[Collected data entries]
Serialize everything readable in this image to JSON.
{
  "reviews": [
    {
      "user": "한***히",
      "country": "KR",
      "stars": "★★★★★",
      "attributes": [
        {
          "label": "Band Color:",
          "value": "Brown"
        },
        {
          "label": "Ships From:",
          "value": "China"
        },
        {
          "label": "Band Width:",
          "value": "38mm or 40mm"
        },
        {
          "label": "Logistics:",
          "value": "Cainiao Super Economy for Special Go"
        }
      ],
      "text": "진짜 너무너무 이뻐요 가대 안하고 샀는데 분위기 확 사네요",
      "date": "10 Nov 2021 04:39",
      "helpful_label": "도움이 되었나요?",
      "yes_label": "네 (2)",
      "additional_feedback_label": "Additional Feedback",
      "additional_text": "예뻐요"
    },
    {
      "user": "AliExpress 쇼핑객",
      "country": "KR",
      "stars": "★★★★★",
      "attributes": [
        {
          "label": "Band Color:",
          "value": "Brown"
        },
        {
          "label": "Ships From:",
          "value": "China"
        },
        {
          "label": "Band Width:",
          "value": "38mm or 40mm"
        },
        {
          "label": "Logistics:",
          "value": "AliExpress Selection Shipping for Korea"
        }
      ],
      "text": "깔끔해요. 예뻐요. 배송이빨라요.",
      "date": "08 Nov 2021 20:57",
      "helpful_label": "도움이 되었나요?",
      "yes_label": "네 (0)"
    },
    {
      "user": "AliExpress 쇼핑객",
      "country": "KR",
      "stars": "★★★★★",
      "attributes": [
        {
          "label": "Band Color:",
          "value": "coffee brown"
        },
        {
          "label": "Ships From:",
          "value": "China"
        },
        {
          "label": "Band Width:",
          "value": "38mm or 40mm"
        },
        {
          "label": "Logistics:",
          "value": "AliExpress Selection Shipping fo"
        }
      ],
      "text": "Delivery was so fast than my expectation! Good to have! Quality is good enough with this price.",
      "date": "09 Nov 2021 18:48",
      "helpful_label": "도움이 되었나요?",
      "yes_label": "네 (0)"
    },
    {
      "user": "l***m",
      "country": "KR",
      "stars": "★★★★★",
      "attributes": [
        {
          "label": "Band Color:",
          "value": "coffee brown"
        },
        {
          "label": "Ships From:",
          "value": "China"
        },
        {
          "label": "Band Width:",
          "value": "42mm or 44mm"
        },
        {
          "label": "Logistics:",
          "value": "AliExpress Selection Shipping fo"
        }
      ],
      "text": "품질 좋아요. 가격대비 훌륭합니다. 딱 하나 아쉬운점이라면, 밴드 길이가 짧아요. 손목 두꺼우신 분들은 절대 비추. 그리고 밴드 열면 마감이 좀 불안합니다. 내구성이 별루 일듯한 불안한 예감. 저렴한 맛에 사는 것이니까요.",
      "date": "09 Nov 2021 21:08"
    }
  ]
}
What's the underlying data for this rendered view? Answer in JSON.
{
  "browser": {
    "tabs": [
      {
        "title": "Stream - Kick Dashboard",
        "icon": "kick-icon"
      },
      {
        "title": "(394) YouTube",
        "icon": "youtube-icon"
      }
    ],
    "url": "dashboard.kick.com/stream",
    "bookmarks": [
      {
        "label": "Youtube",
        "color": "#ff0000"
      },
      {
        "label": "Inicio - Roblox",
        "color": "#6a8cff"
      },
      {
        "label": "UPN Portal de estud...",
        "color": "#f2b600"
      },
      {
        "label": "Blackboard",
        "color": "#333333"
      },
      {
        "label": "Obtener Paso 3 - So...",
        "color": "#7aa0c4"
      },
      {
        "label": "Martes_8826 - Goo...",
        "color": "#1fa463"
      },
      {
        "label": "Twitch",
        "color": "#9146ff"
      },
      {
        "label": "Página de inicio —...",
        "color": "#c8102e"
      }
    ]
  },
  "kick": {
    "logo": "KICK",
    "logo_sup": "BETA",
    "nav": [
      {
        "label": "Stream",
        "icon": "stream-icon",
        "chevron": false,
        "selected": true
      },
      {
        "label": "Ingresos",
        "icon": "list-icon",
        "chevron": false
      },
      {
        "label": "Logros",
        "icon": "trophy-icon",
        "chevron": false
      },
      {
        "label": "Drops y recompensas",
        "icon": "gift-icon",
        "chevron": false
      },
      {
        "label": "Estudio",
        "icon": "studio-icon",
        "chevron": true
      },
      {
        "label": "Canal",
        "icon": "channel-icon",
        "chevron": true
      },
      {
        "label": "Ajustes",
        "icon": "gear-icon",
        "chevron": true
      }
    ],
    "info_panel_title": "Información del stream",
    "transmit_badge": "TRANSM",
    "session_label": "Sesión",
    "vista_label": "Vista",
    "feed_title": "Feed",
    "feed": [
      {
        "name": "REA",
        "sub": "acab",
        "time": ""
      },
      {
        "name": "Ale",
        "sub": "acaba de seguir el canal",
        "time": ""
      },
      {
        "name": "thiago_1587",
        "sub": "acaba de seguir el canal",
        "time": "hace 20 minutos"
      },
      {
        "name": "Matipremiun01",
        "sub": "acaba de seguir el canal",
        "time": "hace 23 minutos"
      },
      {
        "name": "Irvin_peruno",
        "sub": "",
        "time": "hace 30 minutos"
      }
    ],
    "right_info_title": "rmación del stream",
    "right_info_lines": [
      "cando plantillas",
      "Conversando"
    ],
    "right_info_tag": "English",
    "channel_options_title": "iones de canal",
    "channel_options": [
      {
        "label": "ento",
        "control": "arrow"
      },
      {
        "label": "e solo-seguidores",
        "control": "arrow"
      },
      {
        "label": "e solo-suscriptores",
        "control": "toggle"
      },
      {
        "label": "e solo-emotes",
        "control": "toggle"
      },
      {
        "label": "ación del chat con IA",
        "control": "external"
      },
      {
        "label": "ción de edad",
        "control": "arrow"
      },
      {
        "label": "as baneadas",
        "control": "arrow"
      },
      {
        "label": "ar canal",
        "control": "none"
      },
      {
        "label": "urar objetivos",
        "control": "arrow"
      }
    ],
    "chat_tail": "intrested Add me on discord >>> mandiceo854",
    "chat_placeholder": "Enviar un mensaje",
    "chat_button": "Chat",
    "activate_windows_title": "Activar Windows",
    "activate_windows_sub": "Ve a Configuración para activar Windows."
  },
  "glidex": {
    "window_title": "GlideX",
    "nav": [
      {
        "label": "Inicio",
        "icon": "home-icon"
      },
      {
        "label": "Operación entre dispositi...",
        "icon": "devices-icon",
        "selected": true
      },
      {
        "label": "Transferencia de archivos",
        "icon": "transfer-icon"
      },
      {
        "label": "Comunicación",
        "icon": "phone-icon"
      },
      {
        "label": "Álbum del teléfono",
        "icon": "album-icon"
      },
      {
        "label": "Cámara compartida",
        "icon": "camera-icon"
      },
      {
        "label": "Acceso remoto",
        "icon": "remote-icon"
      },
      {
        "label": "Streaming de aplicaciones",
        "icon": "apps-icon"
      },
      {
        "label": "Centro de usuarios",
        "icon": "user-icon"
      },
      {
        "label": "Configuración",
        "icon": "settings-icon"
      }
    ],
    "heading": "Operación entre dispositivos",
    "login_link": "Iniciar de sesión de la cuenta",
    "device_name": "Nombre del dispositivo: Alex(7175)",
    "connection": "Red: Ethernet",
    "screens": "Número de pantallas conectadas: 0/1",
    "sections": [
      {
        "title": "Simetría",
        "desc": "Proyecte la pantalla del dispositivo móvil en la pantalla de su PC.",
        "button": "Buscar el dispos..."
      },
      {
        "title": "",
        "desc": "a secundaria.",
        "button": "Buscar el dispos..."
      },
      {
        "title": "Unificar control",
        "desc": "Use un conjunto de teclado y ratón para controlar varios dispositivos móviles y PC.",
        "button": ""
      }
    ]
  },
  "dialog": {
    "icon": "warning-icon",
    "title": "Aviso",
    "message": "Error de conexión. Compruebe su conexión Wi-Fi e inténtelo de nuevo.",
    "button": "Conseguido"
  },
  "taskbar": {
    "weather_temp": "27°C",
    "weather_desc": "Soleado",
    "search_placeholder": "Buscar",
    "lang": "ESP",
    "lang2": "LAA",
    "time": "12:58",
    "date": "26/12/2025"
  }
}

AIM OF THE TASK:
Return only the number of lines in the preceding records that contain the string "Operación".

RESPONSE TO THE TASK:
2